* _Problem statement_: Identify the lines holding "aligned" and copy them.

* _Data to use_:
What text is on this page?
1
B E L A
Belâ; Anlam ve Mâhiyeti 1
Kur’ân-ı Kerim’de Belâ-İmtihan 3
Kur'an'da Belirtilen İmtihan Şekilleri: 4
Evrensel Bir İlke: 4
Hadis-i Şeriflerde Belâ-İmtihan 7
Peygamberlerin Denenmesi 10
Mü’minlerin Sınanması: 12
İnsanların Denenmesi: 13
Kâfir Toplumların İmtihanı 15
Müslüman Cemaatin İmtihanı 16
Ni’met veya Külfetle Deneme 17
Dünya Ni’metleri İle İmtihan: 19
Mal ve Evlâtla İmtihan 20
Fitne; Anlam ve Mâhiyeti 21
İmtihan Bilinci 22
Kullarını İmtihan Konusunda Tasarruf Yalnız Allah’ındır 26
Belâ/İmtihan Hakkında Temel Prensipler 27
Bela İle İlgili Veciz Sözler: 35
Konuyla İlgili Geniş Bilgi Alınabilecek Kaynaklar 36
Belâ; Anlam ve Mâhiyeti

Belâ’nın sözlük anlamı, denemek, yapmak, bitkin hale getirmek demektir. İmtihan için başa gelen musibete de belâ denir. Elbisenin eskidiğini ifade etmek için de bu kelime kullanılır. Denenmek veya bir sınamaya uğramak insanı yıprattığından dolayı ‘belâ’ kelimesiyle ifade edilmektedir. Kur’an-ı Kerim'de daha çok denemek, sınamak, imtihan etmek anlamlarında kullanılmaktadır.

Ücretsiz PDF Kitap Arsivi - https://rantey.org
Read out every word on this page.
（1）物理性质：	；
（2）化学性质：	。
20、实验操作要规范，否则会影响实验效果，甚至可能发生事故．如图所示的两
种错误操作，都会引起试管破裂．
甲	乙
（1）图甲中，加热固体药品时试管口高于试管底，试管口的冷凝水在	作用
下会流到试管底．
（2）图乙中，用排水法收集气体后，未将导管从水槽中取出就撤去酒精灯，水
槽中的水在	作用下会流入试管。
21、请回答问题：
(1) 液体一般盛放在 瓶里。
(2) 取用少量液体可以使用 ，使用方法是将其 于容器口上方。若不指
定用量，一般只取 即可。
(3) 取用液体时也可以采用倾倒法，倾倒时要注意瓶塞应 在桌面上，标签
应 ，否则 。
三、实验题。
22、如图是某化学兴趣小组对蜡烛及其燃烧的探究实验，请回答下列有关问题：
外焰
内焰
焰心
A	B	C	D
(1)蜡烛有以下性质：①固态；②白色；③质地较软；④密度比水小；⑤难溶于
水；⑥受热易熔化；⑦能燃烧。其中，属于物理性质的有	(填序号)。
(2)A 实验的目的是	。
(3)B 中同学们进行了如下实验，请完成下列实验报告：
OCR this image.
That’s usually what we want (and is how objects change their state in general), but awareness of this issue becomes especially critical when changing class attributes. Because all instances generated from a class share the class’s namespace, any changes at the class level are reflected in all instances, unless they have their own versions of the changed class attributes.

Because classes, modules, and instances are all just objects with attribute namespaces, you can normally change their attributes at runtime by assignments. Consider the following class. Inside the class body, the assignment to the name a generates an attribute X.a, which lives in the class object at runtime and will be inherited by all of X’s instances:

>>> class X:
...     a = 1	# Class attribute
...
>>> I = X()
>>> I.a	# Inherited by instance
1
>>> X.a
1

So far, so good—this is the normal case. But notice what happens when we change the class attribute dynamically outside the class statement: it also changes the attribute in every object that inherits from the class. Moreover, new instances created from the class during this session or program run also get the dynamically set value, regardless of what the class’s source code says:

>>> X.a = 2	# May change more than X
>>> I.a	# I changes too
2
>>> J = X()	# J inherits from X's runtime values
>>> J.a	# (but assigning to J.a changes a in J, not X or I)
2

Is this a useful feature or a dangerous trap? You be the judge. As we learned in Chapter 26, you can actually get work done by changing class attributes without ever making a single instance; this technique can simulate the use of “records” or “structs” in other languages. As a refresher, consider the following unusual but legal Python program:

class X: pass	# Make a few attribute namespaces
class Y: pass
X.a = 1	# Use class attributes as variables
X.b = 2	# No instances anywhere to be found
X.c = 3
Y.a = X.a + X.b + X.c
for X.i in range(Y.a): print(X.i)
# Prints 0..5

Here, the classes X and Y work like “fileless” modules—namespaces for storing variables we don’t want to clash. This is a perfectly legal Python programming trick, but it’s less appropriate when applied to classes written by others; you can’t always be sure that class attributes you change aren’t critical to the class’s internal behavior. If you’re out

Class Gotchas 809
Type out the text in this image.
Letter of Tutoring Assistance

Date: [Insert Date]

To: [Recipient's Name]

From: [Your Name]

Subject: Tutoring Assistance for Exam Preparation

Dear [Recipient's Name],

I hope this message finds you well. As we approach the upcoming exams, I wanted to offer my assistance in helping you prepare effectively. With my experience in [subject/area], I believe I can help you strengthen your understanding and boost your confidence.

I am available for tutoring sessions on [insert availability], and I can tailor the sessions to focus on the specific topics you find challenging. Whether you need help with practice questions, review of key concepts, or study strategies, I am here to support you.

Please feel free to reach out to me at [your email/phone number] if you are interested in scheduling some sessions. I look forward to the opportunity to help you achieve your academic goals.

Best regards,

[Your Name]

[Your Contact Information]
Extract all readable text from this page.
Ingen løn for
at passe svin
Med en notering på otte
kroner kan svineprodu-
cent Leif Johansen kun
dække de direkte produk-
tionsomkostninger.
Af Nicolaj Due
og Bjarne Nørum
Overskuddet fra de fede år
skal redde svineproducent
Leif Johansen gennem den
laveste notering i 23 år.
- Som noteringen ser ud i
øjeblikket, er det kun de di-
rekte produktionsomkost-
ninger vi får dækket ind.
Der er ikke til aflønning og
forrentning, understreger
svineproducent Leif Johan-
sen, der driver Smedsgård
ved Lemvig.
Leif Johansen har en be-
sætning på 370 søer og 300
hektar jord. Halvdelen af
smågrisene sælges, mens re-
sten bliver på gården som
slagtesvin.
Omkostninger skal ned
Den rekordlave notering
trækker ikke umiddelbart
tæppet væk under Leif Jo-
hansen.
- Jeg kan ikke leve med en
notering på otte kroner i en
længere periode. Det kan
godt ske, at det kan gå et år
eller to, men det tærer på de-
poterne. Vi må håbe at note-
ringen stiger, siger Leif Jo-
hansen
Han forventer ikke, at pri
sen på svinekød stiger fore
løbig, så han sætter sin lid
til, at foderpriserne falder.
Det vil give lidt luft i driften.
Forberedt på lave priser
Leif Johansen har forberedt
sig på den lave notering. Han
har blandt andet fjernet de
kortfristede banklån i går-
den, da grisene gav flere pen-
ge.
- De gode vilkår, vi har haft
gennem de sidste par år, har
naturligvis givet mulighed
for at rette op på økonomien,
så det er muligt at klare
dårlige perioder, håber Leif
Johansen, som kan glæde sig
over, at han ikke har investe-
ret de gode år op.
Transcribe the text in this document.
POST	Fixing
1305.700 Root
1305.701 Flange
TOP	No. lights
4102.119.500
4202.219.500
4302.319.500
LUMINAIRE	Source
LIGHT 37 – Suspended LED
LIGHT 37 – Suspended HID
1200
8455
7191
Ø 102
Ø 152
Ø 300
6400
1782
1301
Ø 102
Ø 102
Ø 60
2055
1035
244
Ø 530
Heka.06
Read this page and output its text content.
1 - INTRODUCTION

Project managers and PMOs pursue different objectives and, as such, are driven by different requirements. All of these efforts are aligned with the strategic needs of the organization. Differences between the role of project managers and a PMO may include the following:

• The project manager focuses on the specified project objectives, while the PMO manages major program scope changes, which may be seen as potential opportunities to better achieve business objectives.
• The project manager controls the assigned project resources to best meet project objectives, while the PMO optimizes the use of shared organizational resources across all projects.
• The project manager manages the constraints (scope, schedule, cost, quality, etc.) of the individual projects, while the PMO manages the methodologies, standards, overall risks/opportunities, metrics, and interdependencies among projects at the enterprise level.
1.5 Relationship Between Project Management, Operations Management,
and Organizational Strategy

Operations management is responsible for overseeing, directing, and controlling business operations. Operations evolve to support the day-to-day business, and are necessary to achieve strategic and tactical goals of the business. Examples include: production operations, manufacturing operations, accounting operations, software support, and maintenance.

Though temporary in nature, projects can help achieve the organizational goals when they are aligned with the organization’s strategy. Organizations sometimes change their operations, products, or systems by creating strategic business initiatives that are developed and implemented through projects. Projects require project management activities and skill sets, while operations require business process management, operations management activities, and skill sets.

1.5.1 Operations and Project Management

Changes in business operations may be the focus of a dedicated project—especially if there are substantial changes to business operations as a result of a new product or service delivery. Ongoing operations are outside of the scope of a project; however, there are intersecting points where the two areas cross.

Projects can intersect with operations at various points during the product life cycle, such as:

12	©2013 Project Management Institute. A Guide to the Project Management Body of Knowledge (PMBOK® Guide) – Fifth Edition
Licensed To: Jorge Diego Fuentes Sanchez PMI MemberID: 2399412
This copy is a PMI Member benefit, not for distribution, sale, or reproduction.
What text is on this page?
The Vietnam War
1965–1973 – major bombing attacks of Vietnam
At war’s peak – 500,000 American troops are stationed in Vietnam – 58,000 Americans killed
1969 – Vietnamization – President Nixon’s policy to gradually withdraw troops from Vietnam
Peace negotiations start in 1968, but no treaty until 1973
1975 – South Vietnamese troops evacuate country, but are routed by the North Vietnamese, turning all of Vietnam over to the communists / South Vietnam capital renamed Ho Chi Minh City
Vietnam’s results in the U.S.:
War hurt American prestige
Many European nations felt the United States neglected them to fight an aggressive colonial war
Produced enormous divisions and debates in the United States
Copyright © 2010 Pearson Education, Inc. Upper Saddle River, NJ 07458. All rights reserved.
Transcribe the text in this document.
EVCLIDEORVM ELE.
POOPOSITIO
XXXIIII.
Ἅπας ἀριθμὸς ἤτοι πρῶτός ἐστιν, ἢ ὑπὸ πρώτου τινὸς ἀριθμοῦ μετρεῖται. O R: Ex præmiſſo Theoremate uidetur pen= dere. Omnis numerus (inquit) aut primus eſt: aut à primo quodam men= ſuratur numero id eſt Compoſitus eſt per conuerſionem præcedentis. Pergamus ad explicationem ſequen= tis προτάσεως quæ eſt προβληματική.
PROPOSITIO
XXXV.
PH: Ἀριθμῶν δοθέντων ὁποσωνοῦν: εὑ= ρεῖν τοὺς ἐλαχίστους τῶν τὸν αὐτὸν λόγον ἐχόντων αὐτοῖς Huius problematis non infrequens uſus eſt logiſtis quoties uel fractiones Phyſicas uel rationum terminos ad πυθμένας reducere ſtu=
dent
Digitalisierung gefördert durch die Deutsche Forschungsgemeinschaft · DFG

* _Written answer_:
Project managers and PMOs pursue different objectives and, as such, are driven by different requirements. All of these efforts are aligned with the strategic needs of the organization. Differences between the role of project managers and a PMO may include the following:
Though temporary in nature, projects can help achieve the organizational goals when they are aligned with the organization’s strategy. Organizations sometimes change their operations, products, or systems by creating strategic business initiatives that are developed and implemented through projects. Projects require project management activities and skill sets, while operations require business process management, operations management activities, and skill sets.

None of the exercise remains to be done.